* **Work to do**: Extract all data as written.
***** Provided records *****
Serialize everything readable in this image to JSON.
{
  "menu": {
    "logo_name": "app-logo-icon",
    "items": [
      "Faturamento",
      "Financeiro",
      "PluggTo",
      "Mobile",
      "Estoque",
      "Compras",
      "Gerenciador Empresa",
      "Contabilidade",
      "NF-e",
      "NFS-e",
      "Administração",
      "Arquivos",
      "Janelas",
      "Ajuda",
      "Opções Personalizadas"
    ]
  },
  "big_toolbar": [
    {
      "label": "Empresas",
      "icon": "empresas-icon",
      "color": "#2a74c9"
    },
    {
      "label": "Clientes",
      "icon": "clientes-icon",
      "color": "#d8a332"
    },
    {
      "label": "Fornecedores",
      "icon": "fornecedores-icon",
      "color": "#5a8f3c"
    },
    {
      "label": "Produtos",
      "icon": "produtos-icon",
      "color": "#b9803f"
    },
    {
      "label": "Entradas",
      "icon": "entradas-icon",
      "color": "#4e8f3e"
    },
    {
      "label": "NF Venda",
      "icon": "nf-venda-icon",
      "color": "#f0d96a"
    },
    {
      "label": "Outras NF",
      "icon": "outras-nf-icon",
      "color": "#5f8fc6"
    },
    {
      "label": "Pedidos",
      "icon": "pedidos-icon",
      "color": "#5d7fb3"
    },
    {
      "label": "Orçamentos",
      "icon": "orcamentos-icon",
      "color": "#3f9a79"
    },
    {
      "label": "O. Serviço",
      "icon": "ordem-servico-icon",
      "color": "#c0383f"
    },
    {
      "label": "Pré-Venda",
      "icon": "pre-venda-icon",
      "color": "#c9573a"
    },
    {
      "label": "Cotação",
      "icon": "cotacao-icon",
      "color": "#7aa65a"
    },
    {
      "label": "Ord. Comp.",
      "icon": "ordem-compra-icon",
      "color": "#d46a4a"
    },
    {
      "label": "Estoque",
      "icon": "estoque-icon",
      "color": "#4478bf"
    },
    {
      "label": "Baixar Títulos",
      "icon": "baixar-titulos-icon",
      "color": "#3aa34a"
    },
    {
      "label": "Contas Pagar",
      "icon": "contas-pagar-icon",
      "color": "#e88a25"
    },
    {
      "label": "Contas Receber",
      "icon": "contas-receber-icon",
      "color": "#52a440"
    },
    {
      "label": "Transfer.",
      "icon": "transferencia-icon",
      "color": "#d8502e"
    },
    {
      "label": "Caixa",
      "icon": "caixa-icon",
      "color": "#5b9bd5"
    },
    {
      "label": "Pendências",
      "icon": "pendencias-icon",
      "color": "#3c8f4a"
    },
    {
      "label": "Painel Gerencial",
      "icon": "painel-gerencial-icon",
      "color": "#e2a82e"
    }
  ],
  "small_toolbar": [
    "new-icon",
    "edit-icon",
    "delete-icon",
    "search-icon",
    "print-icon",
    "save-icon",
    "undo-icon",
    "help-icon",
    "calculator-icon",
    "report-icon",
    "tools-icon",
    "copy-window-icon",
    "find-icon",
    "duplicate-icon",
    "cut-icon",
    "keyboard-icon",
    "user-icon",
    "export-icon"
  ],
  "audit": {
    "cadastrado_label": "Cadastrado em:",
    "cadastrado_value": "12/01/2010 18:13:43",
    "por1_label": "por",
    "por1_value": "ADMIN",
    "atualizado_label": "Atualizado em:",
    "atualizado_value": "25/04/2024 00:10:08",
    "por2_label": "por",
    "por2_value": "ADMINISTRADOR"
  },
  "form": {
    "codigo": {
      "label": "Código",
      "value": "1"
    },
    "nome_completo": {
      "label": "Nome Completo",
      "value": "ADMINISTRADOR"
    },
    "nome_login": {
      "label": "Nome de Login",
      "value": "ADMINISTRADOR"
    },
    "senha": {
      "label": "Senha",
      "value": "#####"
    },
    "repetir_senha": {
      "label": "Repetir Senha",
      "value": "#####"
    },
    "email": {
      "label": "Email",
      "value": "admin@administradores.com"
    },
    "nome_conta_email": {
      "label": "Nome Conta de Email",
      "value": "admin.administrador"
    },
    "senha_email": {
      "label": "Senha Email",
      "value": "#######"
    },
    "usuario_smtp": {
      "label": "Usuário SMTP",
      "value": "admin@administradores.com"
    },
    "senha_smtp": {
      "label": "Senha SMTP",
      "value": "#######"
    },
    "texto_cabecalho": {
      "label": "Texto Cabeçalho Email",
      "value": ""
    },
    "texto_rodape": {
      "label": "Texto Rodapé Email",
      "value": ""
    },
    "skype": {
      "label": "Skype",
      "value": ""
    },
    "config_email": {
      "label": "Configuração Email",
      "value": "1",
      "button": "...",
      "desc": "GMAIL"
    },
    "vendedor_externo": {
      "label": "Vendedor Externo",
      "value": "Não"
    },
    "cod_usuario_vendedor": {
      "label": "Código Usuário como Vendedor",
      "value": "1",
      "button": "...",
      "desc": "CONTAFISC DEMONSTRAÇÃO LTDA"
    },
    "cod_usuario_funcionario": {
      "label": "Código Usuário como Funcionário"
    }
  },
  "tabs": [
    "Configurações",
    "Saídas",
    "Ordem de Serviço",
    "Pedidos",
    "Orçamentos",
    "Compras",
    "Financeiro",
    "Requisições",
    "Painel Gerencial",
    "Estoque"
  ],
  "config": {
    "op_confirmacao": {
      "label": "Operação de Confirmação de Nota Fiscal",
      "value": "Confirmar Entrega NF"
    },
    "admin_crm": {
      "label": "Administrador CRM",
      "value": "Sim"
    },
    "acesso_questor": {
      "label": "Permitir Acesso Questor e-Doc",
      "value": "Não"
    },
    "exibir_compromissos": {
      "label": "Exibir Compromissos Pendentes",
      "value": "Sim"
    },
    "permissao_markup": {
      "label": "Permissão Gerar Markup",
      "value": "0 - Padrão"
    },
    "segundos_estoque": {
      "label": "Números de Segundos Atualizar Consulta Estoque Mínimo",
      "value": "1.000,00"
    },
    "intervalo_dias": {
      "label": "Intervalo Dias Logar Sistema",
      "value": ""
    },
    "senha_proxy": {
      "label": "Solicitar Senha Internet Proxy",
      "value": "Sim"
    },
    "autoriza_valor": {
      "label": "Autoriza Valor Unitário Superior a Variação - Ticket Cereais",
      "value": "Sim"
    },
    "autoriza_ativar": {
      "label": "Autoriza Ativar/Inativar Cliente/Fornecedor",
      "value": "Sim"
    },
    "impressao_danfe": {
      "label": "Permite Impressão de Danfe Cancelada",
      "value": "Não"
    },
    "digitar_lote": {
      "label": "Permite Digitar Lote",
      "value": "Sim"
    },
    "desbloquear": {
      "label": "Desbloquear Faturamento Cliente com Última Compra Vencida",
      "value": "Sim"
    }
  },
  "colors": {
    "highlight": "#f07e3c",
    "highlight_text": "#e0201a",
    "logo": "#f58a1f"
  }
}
*****
* **Solution for this task**:
Serialize everything readable in this image to JSON.
{
  "menu": {
    "logo_name": "app-logo-icon",
    "items": [
      "Faturamento",
      "Financeiro",
      "PluggTo",
      "Mobile",
      "Estoque",
      "Compras",
      "Gerenciador Empresa",
      "Contabilidade",
      "NF-e",
      "NFS-e",
      "Administração",
      "Arquivos",
      "Janelas",
      "Ajuda",
      "Opções Personalizadas"
    ]
  },
  "big_toolbar": [
    {
      "label": "Empresas",
      "icon": "empresas-icon",
      "color": "#2a74c9"
    },
    {
      "label": "Clientes",
      "icon": "clientes-icon",
      "color": "#d8a332"
    },
    {
      "label": "Fornecedores",
      "icon": "fornecedores-icon",
      "color": "#5a8f3c"
    },
    {
      "label": "Produtos",
      "icon": "produtos-icon",
      "color": "#b9803f"
    },
    {
      "label": "Entradas",
      "icon": "entradas-icon",
      "color": "#4e8f3e"
    },
    {
      "label": "NF Venda",
      "icon": "nf-venda-icon",
      "color": "#f0d96a"
    },
    {
      "label": "Outras NF",
      "icon": "outras-nf-icon",
      "color": "#5f8fc6"
    },
    {
      "label": "Pedidos",
      "icon": "pedidos-icon",
      "color": "#5d7fb3"
    },
    {
      "label": "Orçamentos",
      "icon": "orcamentos-icon",
      "color": "#3f9a79"
    },
    {
      "label": "O. Serviço",
      "icon": "ordem-servico-icon",
      "color": "#c0383f"
    },
    {
      "label": "Pré-Venda",
      "icon": "pre-venda-icon",
      "color": "#c9573a"
    },
    {
      "label": "Cotação",
      "icon": "cotacao-icon",
      "color": "#7aa65a"
    },
    {
      "label": "Ord. Comp.",
      "icon": "ordem-compra-icon",
      "color": "#d46a4a"
    },
    {
      "label": "Estoque",
      "icon": "estoque-icon",
      "color": "#4478bf"
    },
    {
      "label": "Baixar Títulos",
      "icon": "baixar-titulos-icon",
      "color": "#3aa34a"
    },
    {
      "label": "Contas Pagar",
      "icon": "contas-pagar-icon",
      "color": "#e88a25"
    },
    {
      "label": "Contas Receber",
      "icon": "contas-receber-icon",
      "color": "#52a440"
    },
    {
      "label": "Transfer.",
      "icon": "transferencia-icon",
      "color": "#d8502e"
    },
    {
      "label": "Caixa",
      "icon": "caixa-icon",
      "color": "#5b9bd5"
    },
    {
      "label": "Pendências",
      "icon": "pendencias-icon",
      "color": "#3c8f4a"
    },
    {
      "label": "Painel Gerencial",
      "icon": "painel-gerencial-icon",
      "color": "#e2a82e"
    }
  ],
  "small_toolbar": [
    "new-icon",
    "edit-icon",
    "delete-icon",
    "search-icon",
    "print-icon",
    "save-icon",
    "undo-icon",
    "help-icon",
    "calculator-icon",
    "report-icon",
    "tools-icon",
    "copy-window-icon",
    "find-icon",
    "duplicate-icon",
    "cut-icon",
    "keyboard-icon",
    "user-icon",
    "export-icon"
  ],
  "audit": {
    "cadastrado_label": "Cadastrado em:",
    "cadastrado_value": "12/01/2010 18:13:43",
    "por1_label": "por",
    "por1_value": "ADMIN",
    "atualizado_label": "Atualizado em:",
    "atualizado_value": "25/04/2024 00:10:08",
    "por2_label": "por",
    "por2_value": "ADMINISTRADOR"
  },
  "form": {
    "codigo": {
      "label": "Código",
      "value": "1"
    },
    "nome_completo": {
      "label": "Nome Completo",
      "value": "ADMINISTRADOR"
    },
    "nome_login": {
      "label": "Nome de Login",
      "value": "ADMINISTRADOR"
    },
    "senha": {
      "label": "Senha",
      "value": "#####"
    },
    "repetir_senha": {
      "label": "Repetir Senha",
      "value": "#####"
    },
    "email": {
      "label": "Email",
      "value": "admin@administradores.com"
    },
    "nome_conta_email": {
      "label": "Nome Conta de Email",
      "value": "admin.administrador"
    },
    "senha_email": {
      "label": "Senha Email",
      "value": "#######"
    },
    "usuario_smtp": {
      "label": "Usuário SMTP",
      "value": "admin@administradores.com"
    },
    "senha_smtp": {
      "label": "Senha SMTP",
      "value": "#######"
    },
    "texto_cabecalho": {
      "label": "Texto Cabeçalho Email",
      "value": ""
    },
    "texto_rodape": {
      "label": "Texto Rodapé Email",
      "value": ""
    },
    "skype": {
      "label": "Skype",
      "value": ""
    },
    "config_email": {
      "label": "Configuração Email",
      "value": "1",
      "button": "...",
      "desc": "GMAIL"
    },
    "vendedor_externo": {
      "label": "Vendedor Externo",
      "value": "Não"
    },
    "cod_usuario_vendedor": {
      "label": "Código Usuário como Vendedor",
      "value": "1",
      "button": "...",
      "desc": "CONTAFISC DEMONSTRAÇÃO LTDA"
    },
    "cod_usuario_funcionario": {
      "label": "Código Usuário como Funcionário"
    }
  },
  "tabs": [
    "Configurações",
    "Saídas",
    "Ordem de Serviço",
    "Pedidos",
    "Orçamentos",
    "Compras",
    "Financeiro",
    "Requisições",
    "Painel Gerencial",
    "Estoque"
  ],
  "config": {
    "op_confirmacao": {
      "label": "Operação de Confirmação de Nota Fiscal",
      "value": "Confirmar Entrega NF"
    },
    "admin_crm": {
      "label": "Administrador CRM",
      "value": "Sim"
    },
    "acesso_questor": {
      "label": "Permitir Acesso Questor e-Doc",
      "value": "Não"
    },
    "exibir_compromissos": {
      "label": "Exibir Compromissos Pendentes",
      "value": "Sim"
    },
    "permissao_markup": {
      "label": "Permissão Gerar Markup",
      "value": "0 - Padrão"
    },
    "segundos_estoque": {
      "label": "Números de Segundos Atualizar Consulta Estoque Mínimo",
      "value": "1.000,00"
    },
    "intervalo_dias": {
      "label": "Intervalo Dias Logar Sistema",
      "value": ""
    },
    "senha_proxy": {
      "label": "Solicitar Senha Internet Proxy",
      "value": "Sim"
    },
    "autoriza_valor": {
      "label": "Autoriza Valor Unitário Superior a Variação - Ticket Cereais",
      "value": "Sim"
    },
    "autoriza_ativar": {
      "label": "Autoriza Ativar/Inativar Cliente/Fornecedor",
      "value": "Sim"
    },
    "impressao_danfe": {
      "label": "Permite Impressão de Danfe Cancelada",
      "value": "Não"
    },
    "digitar_lote": {
      "label": "Permite Digitar Lote",
      "value": "Sim"
    },
    "desbloquear": {
      "label": "Desbloquear Faturamento Cliente com Última Compra Vencida",
      "value": "Sim"
    }
  },
  "colors": {
    "highlight": "#f07e3c",
    "highlight_text": "#e0201a",
    "logo": "#f58a1f"
  }
}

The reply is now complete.